Transcribe every line of the listing below without any deviation.

Input data >>
== == ==
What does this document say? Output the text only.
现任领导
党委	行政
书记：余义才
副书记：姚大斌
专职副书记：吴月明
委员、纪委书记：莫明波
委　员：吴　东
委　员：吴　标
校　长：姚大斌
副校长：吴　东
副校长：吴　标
== == ==
Exercise response >>
What does this document say? Output the text only.
现任领导
党委	行政
书记：余义才
副书记：姚大斌
专职副书记：吴月明
委员、纪委书记：莫明波
委　员：吴　东
委　员：吴　标
校　长：姚大斌
副校长：吴　东
副校长：吴　标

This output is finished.